Leave out the pictures and restate the rest of the data exactly.

**MATERIAL PROVIDED**:

_ _ _ _

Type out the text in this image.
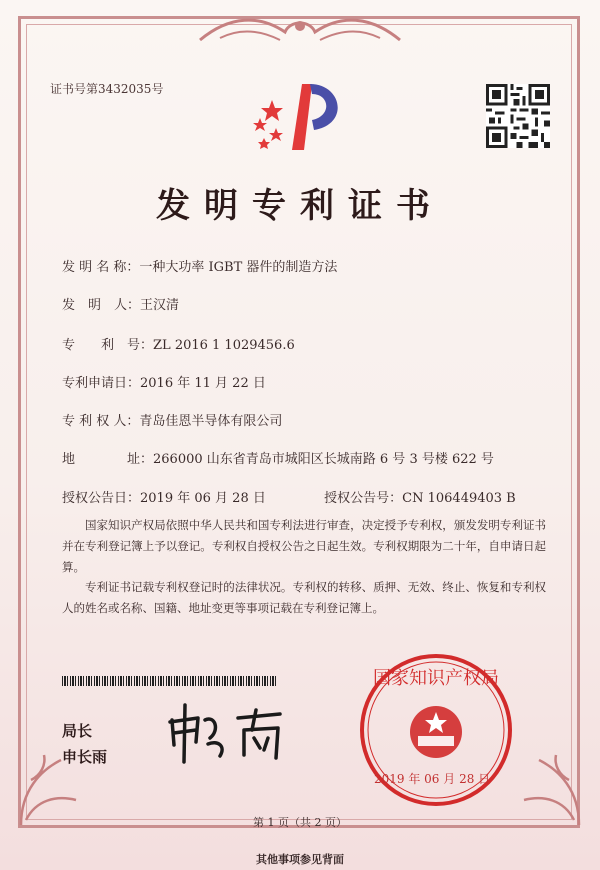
证书号第3432035号
发明专利证书
发 明 名 称：一种大功率 IGBT 器件的制造方法
发　明　人：王汉清
专　　利　号：ZL 2016 1 1029456.6
专利申请日：2016 年 11 月 22 日
专 利 权 人：青岛佳恩半导体有限公司
地　　　　址：266000 山东省青岛市城阳区长城南路 6 号 3 号楼 622 号
授权公告日：2019 年 06 月 28 日	授权公告号：CN 106449403 B
国家知识产权局依照中华人民共和国专利法进行审查，决定授予专利权，颁发发明专利证书并在专利登记簿上予以登记。专利权自授权公告之日起生效。专利权期限为二十年，自申请日起算。
专利证书记载专利权登记时的法律状况。专利权的转移、质押、无效、终止、恢复和专利权人的姓名或名称、国籍、地址变更等事项记载在专利登记簿上。
局长
申长雨
国家知识产权局
2019 年 06 月 28 日
第 1 页（共 2 页）
其他事项参见背面
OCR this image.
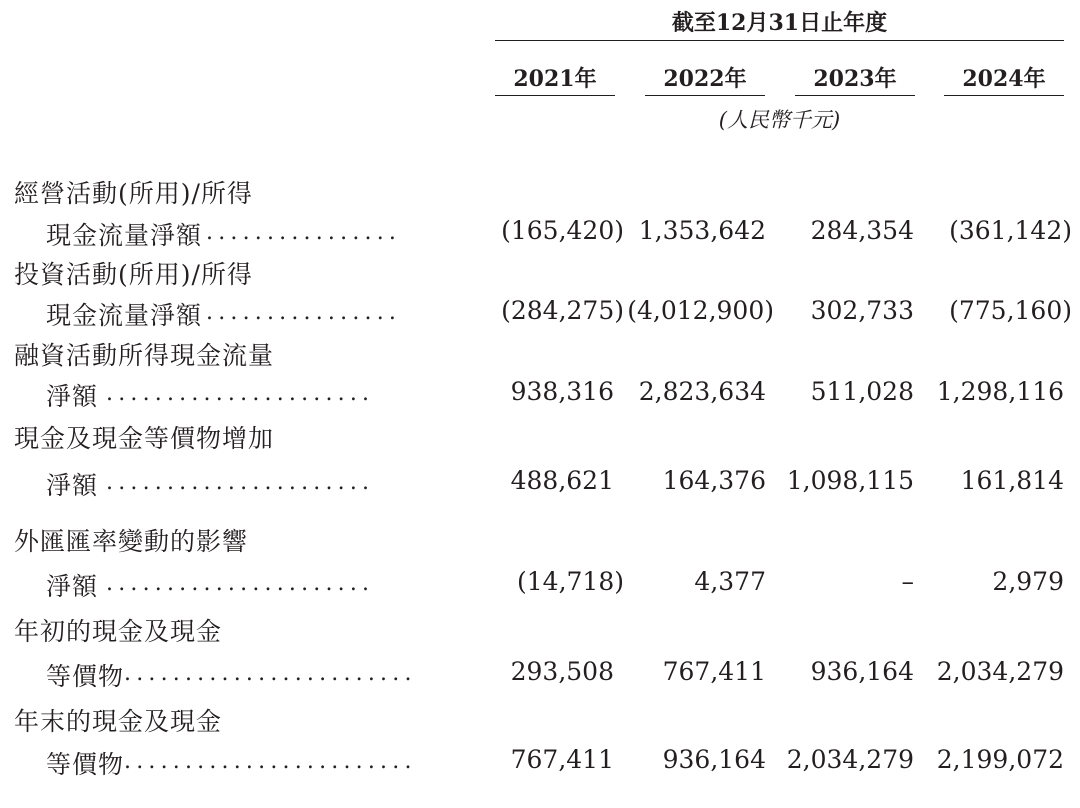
截至12月31日止年度
2021年	2022年	2023年	2024年
(人民幣千元)
經營活動(所用)/所得
現金流量淨額 ................	(165,420) 1,353,642 284,354 (361,142)
投資活動(所用)/所得
現金流量淨額 ................	(284,275) (4,012,900) 302,733 (775,160)
融資活動所得現金流量
淨額 ......................	938,316 2,823,634 511,028 1,298,116
現金及現金等價物增加
淨額 ......................	488,621 164,376 1,098,115 161,814
外匯匯率變動的影響
淨額 ......................	(14,718)	4,377	–	2,979
年初的現金及現金
等價物 ........................	293,508 767,411 936,164 2,034,279
年末的現金及現金
等價物 ........................	767,411 936,164 2,034,279 2,199,072
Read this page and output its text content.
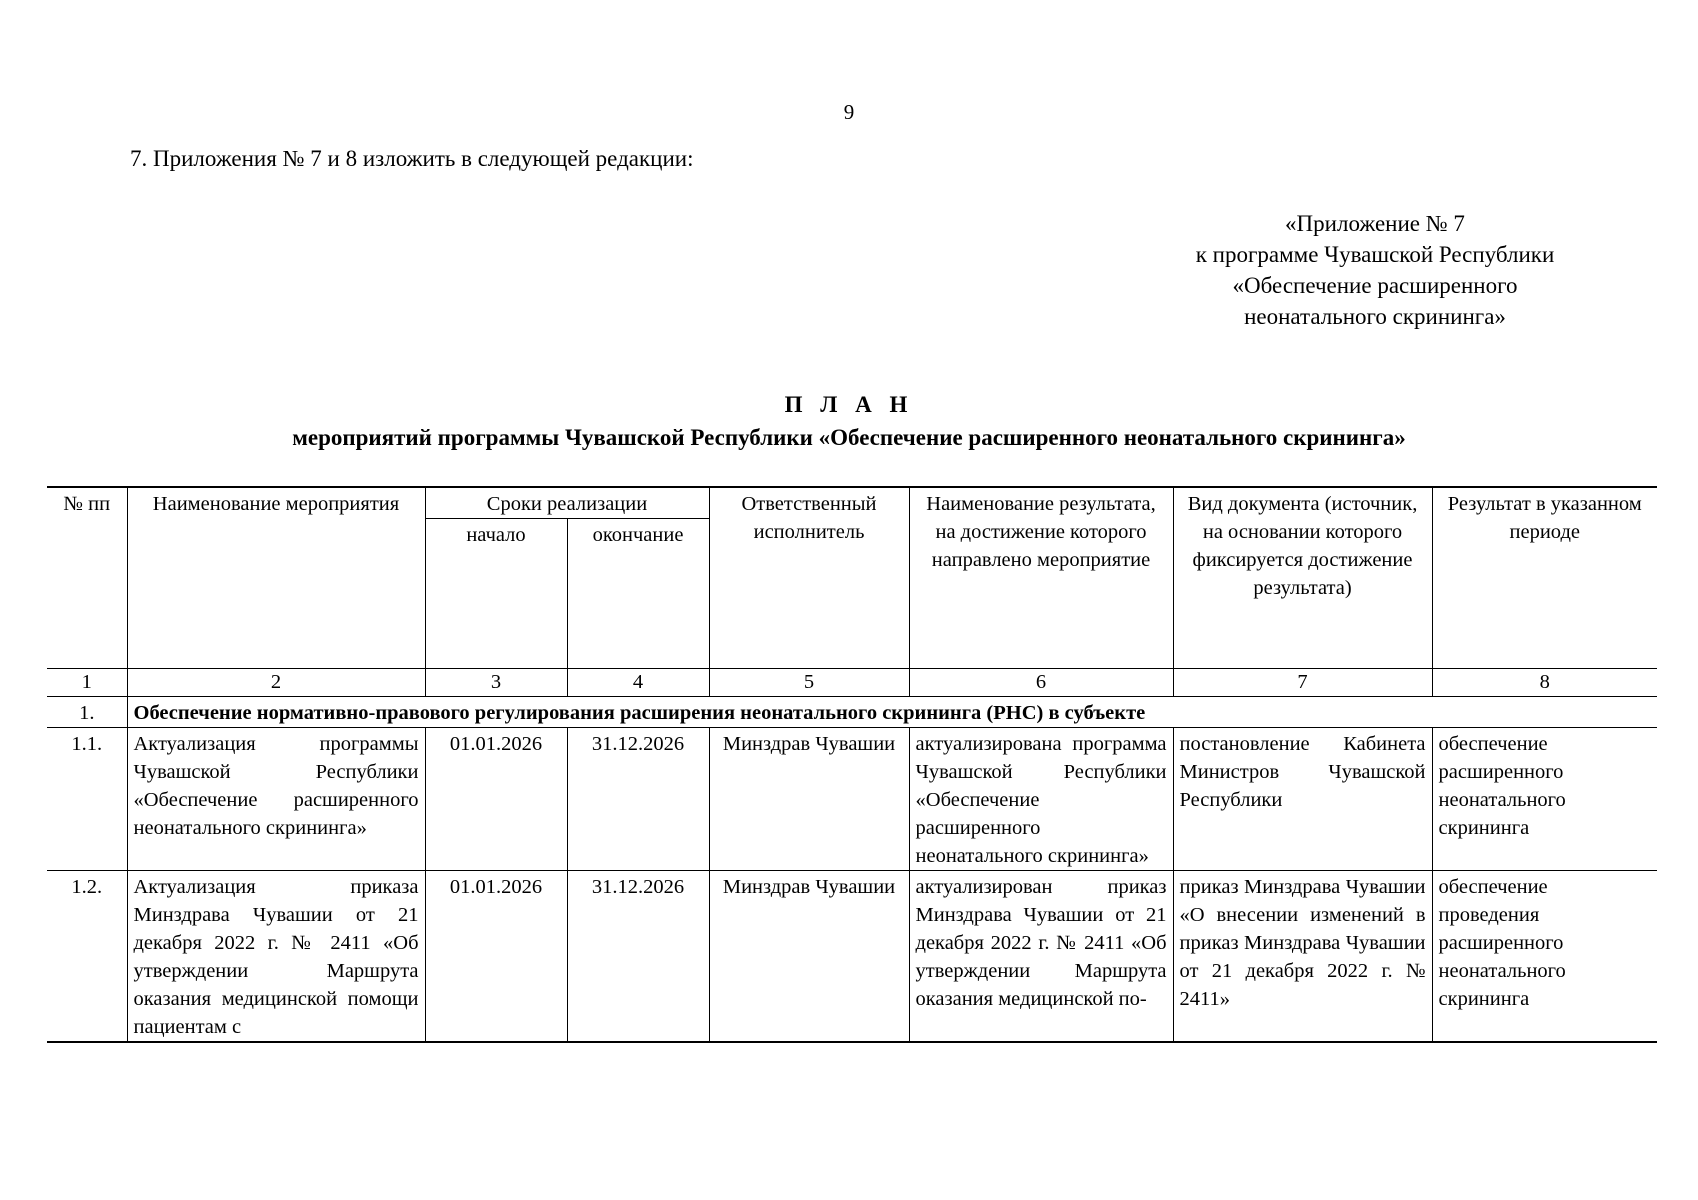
9
7. Приложения № 7 и 8 изложить в следующей редакции:
«Приложение № 7
к программе Чувашской Республики
«Обеспечение расширенного
неонатального скрининга»
П Л А Н
мероприятий программы Чувашской Республики «Обеспечение расширенного неонатального скрининга»
№ пп	Наименование мероприятия	Сроки реализации		Ответственный исполнитель	Наименование результата, на достижение которого направлено мероприятие	Вид документа (источник, на основании которого фиксируется достижение результата)	Результат в указанном периоде
		начало	окончание				
1	2	3	4	5	6	7	8
1.	Обеспечение нормативно-правового регулирования расширения неонатального скрининга (РНС) в субъекте						
1.1.	Актуализация программы Чувашской Республики «Обеспечение расширенного неонатального скрининга»	01.01.2026	31.12.2026	Минздрав Чувашии	актуализирована программа Чувашской Республики «Обеспечение расширенного неонатального скрининга»	постановление Кабинета Министров Чувашской Республики	обеспечение расширенного неонатального скрининга
1.2.	Актуализация приказа Минздрава Чувашии от 21 декабря 2022 г. № 2411 «Об утверждении Маршрута оказания медицинской помощи пациентам с	01.01.2026	31.12.2026	Минздрав Чувашии	актуализирован приказ Минздрава Чувашии от 21 декабря 2022 г. № 2411 «Об утверждении Маршрута оказания медицинской по-	приказ Минздрава Чувашии «О внесении изменений в приказ Минздрава Чувашии от 21 декабря 2022 г. № 2411»	обеспечение проведения расширенного неонатального скрининга
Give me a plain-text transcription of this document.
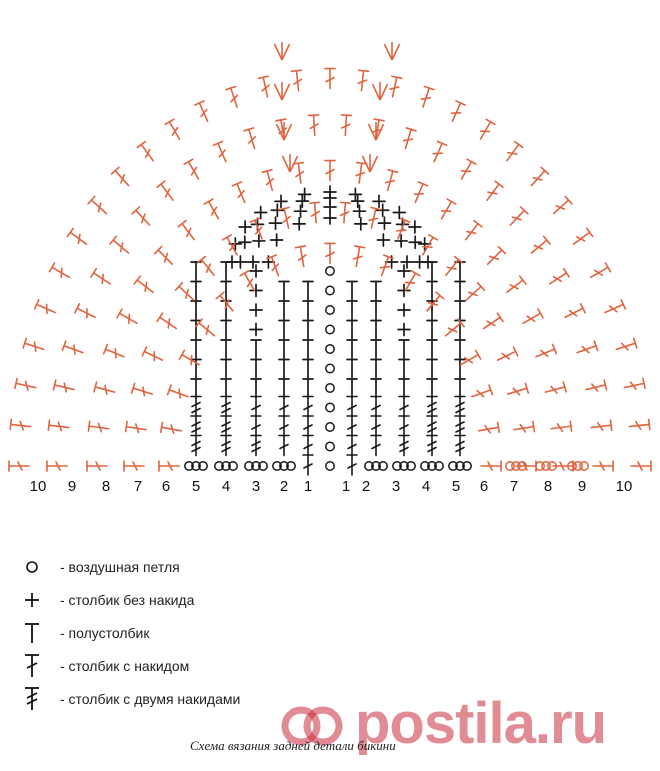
10	9	8	7	6	5	4	3	2	1	1 2	3	4	5	6	7	8	9	10
- воздушная петля
- столбик без накида
- полустолбик
- столбик с накидом
- столбик с двумя накидами postila.ru
Схема вязания задней детали бикини
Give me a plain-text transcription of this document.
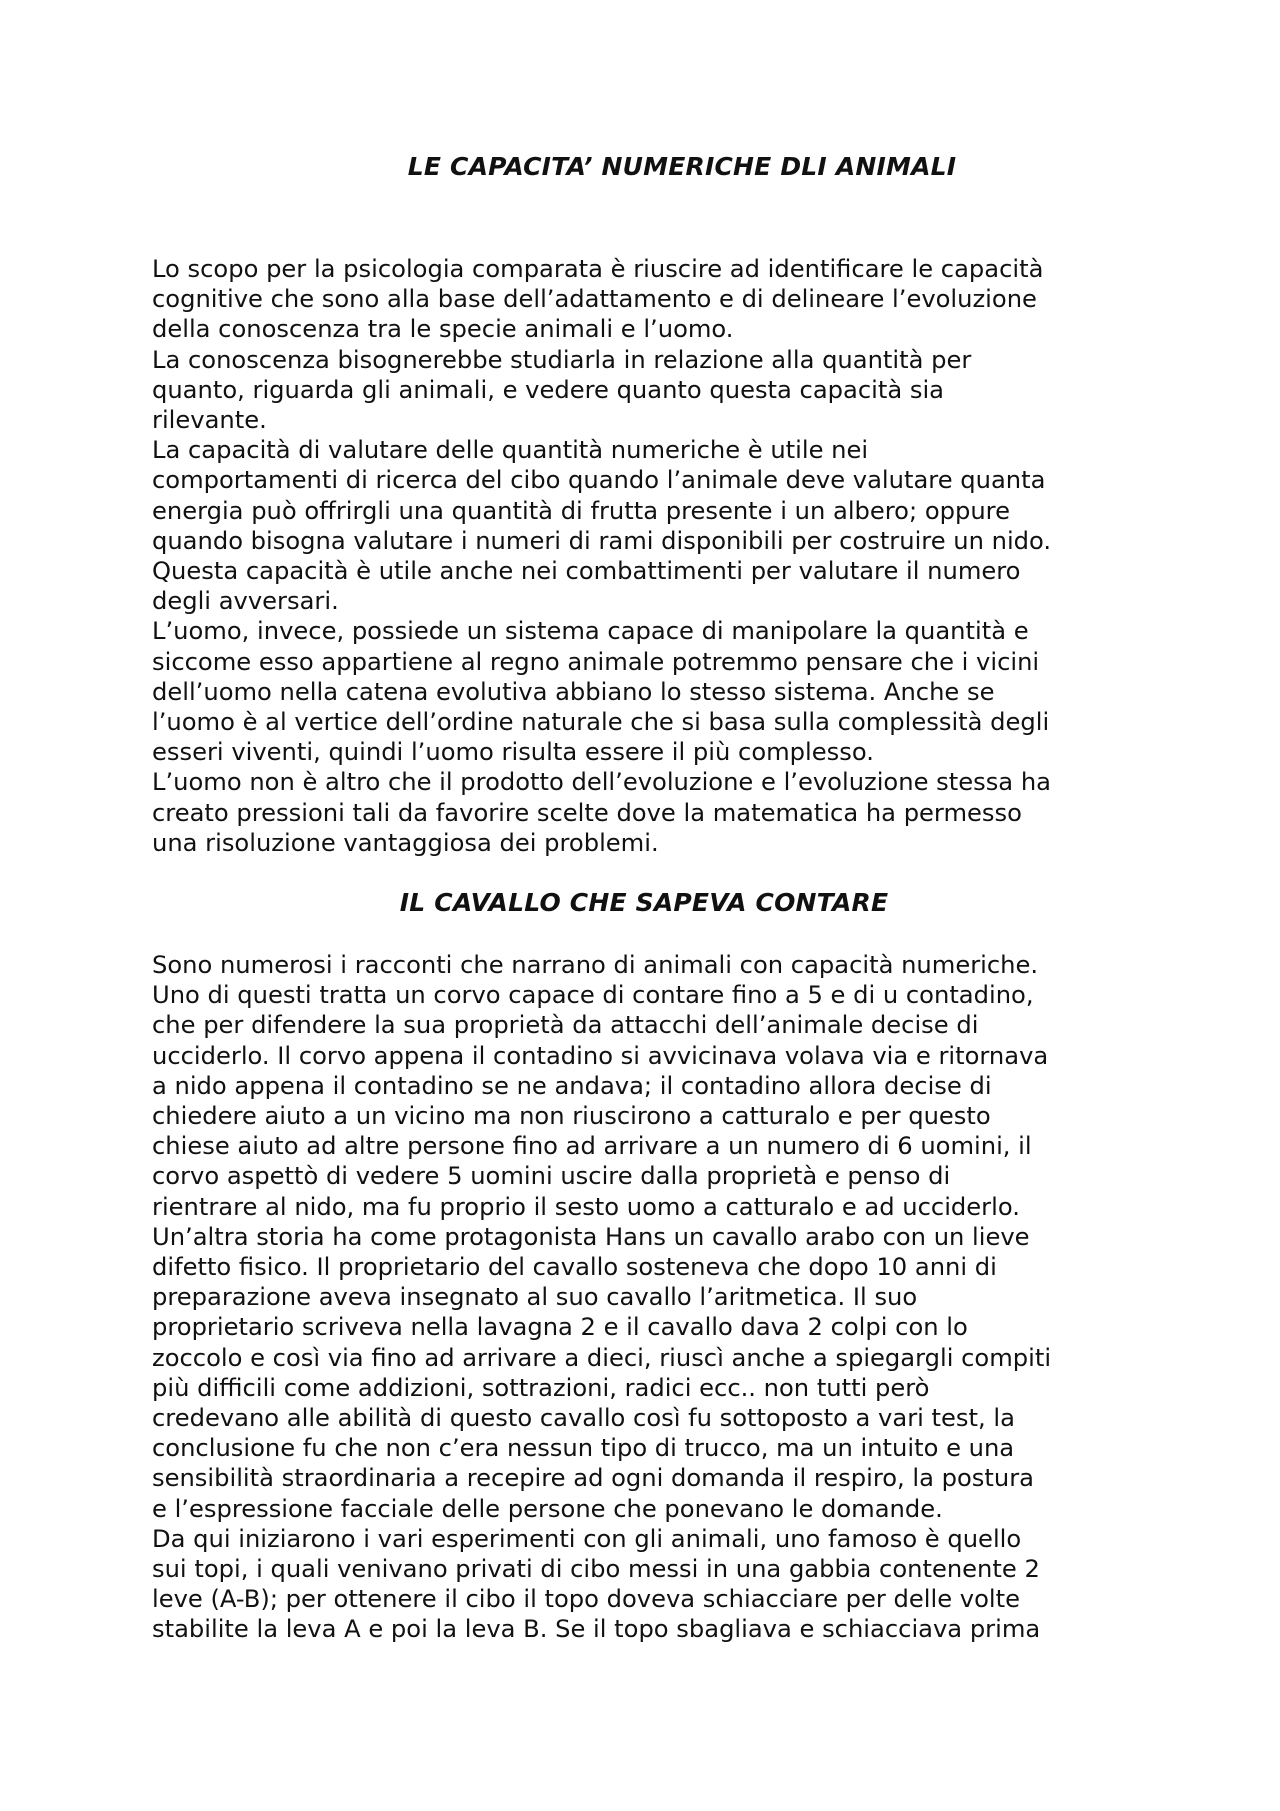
LE CAPACITA’ NUMERICHE DLI ANIMALI

Lo scopo per la psicologia comparata è riuscire ad identificare le capacità

cognitive che sono alla base dell’adattamento e di delineare l’evoluzione

della conoscenza tra le specie animali e l’uomo.

La conoscenza bisognerebbe studiarla in relazione alla quantità per

quanto, riguarda gli animali, e vedere quanto questa capacità sia

rilevante.

La capacità di valutare delle quantità numeriche è utile nei

comportamenti di ricerca del cibo quando l’animale deve valutare quanta

energia può offrirgli una quantità di frutta presente i un albero; oppure

quando bisogna valutare i numeri di rami disponibili per costruire un nido.

Questa capacità è utile anche nei combattimenti per valutare il numero

degli avversari.

L’uomo, invece, possiede un sistema capace di manipolare la quantità e

siccome esso appartiene al regno animale potremmo pensare che i vicini

dell’uomo nella catena evolutiva abbiano lo stesso sistema. Anche se

l’uomo è al vertice dell’ordine naturale che si basa sulla complessità degli

esseri viventi, quindi l’uomo risulta essere il più complesso.

L’uomo non è altro che il prodotto dell’evoluzione e l’evoluzione stessa ha

creato pressioni tali da favorire scelte dove la matematica ha permesso

una risoluzione vantaggiosa dei problemi.

IL CAVALLO CHE SAPEVA CONTARE

Sono numerosi i racconti che narrano di animali con capacità numeriche.

Uno di questi tratta un corvo capace di contare fino a 5 e di u contadino,

che per difendere la sua proprietà da attacchi dell’animale decise di

ucciderlo. Il corvo appena il contadino si avvicinava volava via e ritornava

a nido appena il contadino se ne andava; il contadino allora decise di

chiedere aiuto a un vicino ma non riuscirono a catturalo e per questo

chiese aiuto ad altre persone fino ad arrivare a un numero di 6 uomini, il

corvo aspettò di vedere 5 uomini uscire dalla proprietà e penso di

rientrare al nido, ma fu proprio il sesto uomo a catturalo e ad ucciderlo.

Un’altra storia ha come protagonista Hans un cavallo arabo con un lieve

difetto fisico. Il proprietario del cavallo sosteneva che dopo 10 anni di

preparazione aveva insegnato al suo cavallo l’aritmetica. Il suo

proprietario scriveva nella lavagna 2 e il cavallo dava 2 colpi con lo

zoccolo e così via fino ad arrivare a dieci, riuscì anche a spiegargli compiti

più difficili come addizioni, sottrazioni, radici ecc.. non tutti però

credevano alle abilità di questo cavallo così fu sottoposto a vari test, la

conclusione fu che non c’era nessun tipo di trucco, ma un intuito e una

sensibilità straordinaria a recepire ad ogni domanda il respiro, la postura

e l’espressione facciale delle persone che ponevano le domande.

Da qui iniziarono i vari esperimenti con gli animali, uno famoso è quello

sui topi, i quali venivano privati di cibo messi in una gabbia contenente 2

leve (A-B); per ottenere il cibo il topo doveva schiacciare per delle volte

stabilite la leva A e poi la leva B. Se il topo sbagliava e schiacciava prima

_ _ _ _

**EXERCISE ANSWER**:
Type out the text in this image.
证书号第3432035号
发明专利证书
发 明 名 称：一种大功率 IGBT 器件的制造方法
发　明　人：王汉清
专　　利　号：ZL 2016 1 1029456.6
专利申请日：2016 年 11 月 22 日
专 利 权 人：青岛佳恩半导体有限公司
地　　　　址：266000 山东省青岛市城阳区长城南路 6 号 3 号楼 622 号
授权公告日：2019 年 06 月 28 日	授权公告号：CN 106449403 B
国家知识产权局依照中华人民共和国专利法进行审查，决定授予专利权，颁发发明专利证书并在专利登记簿上予以登记。专利权自授权公告之日起生效。专利权期限为二十年，自申请日起算。
专利证书记载专利权登记时的法律状况。专利权的转移、质押、无效、终止、恢复和专利权人的姓名或名称、国籍、地址变更等事项记载在专利登记簿上。
局长
申长雨
国家知识产权局
2019 年 06 月 28 日
第 1 页（共 2 页）
其他事项参见背面
OCR this image.
截至12月31日止年度
2021年	2022年	2023年	2024年
(人民幣千元)
經營活動(所用)/所得
現金流量淨額 ................	(165,420) 1,353,642 284,354 (361,142)
投資活動(所用)/所得
現金流量淨額 ................	(284,275) (4,012,900) 302,733 (775,160)
融資活動所得現金流量
淨額 ......................	938,316 2,823,634 511,028 1,298,116
現金及現金等價物增加
淨額 ......................	488,621 164,376 1,098,115 161,814
外匯匯率變動的影響
淨額 ......................	(14,718)	4,377	–	2,979
年初的現金及現金
等價物 ........................	293,508 767,411 936,164 2,034,279
年末的現金及現金
等價物 ........................	767,411 936,164 2,034,279 2,199,072
Read this page and output its text content.
9
7. Приложения № 7 и 8 изложить в следующей редакции:
«Приложение № 7
к программе Чувашской Республики
«Обеспечение расширенного
неонатального скрининга»
П Л А Н
мероприятий программы Чувашской Республики «Обеспечение расширенного неонатального скрининга»
№ пп	Наименование мероприятия	Сроки реализации		Ответственный исполнитель	Наименование результата, на достижение которого направлено мероприятие	Вид документа (источник, на основании которого фиксируется достижение результата)	Результат в указанном периоде
		начало	окончание				
1	2	3	4	5	6	7	8
1.	Обеспечение нормативно-правового регулирования расширения неонатального скрининга (РНС) в субъекте						
1.1.	Актуализация программы Чувашской Республики «Обеспечение расширенного неонатального скрининга»	01.01.2026	31.12.2026	Минздрав Чувашии	актуализирована программа Чувашской Республики «Обеспечение расширенного неонатального скрининга»	постановление Кабинета Министров Чувашской Республики	обеспечение расширенного неонатального скрининга
1.2.	Актуализация приказа Минздрава Чувашии от 21 декабря 2022 г. № 2411 «Об утверждении Маршрута оказания медицинской помощи пациентам с	01.01.2026	31.12.2026	Минздрав Чувашии	актуализирован приказ Минздрава Чувашии от 21 декабря 2022 г. № 2411 «Об утверждении Маршрута оказания медицинской по-	приказ Минздрава Чувашии «О внесении изменений в приказ Минздрава Чувашии от 21 декабря 2022 г. № 2411»	обеспечение проведения расширенного неонатального скрининга
Give me a plain-text transcription of this document.
10	9	8	7	6	5	4	3	2	1	1 2	3	4	5	6	7	8	9	10
- воздушная петля
- столбик без накида
- полустолбик
- столбик с накидом
- столбик с двумя накидами postila.ru
Схема вязания задней детали бикини
Give me a plain-text transcription of this document.
LE CAPACITA’ NUMERICHE DLI ANIMALI

Lo scopo per la psicologia comparata è riuscire ad identificare le capacità

cognitive che sono alla base dell’adattamento e di delineare l’evoluzione

della conoscenza tra le specie animali e l’uomo.

La conoscenza bisognerebbe studiarla in relazione alla quantità per

quanto, riguarda gli animali, e vedere quanto questa capacità sia

rilevante.

La capacità di valutare delle quantità numeriche è utile nei

comportamenti di ricerca del cibo quando l’animale deve valutare quanta

energia può offrirgli una quantità di frutta presente i un albero; oppure

quando bisogna valutare i numeri di rami disponibili per costruire un nido.

Questa capacità è utile anche nei combattimenti per valutare il numero

degli avversari.

L’uomo, invece, possiede un sistema capace di manipolare la quantità e

siccome esso appartiene al regno animale potremmo pensare che i vicini

dell’uomo nella catena evolutiva abbiano lo stesso sistema. Anche se

l’uomo è al vertice dell’ordine naturale che si basa sulla complessità degli

esseri viventi, quindi l’uomo risulta essere il più complesso.

L’uomo non è altro che il prodotto dell’evoluzione e l’evoluzione stessa ha

creato pressioni tali da favorire scelte dove la matematica ha permesso

una risoluzione vantaggiosa dei problemi.

IL CAVALLO CHE SAPEVA CONTARE

Sono numerosi i racconti che narrano di animali con capacità numeriche.

Uno di questi tratta un corvo capace di contare fino a 5 e di u contadino,

che per difendere la sua proprietà da attacchi dell’animale decise di

ucciderlo. Il corvo appena il contadino si avvicinava volava via e ritornava

a nido appena il contadino se ne andava; il contadino allora decise di

chiedere aiuto a un vicino ma non riuscirono a catturalo e per questo

chiese aiuto ad altre persone fino ad arrivare a un numero di 6 uomini, il

corvo aspettò di vedere 5 uomini uscire dalla proprietà e penso di

rientrare al nido, ma fu proprio il sesto uomo a catturalo e ad ucciderlo.

Un’altra storia ha come protagonista Hans un cavallo arabo con un lieve

difetto fisico. Il proprietario del cavallo sosteneva che dopo 10 anni di

preparazione aveva insegnato al suo cavallo l’aritmetica. Il suo

proprietario scriveva nella lavagna 2 e il cavallo dava 2 colpi con lo

zoccolo e così via fino ad arrivare a dieci, riuscì anche a spiegargli compiti

più difficili come addizioni, sottrazioni, radici ecc.. non tutti però

credevano alle abilità di questo cavallo così fu sottoposto a vari test, la

conclusione fu che non c’era nessun tipo di trucco, ma un intuito e una

sensibilità straordinaria a recepire ad ogni domanda il respiro, la postura

e l’espressione facciale delle persone che ponevano le domande.

Da qui iniziarono i vari esperimenti con gli animali, uno famoso è quello

sui topi, i quali venivano privati di cibo messi in una gabbia contenente 2

leve (A-B); per ottenere il cibo il topo doveva schiacciare per delle volte

stabilite la leva A e poi la leva B. Se il topo sbagliava e schiacciava prima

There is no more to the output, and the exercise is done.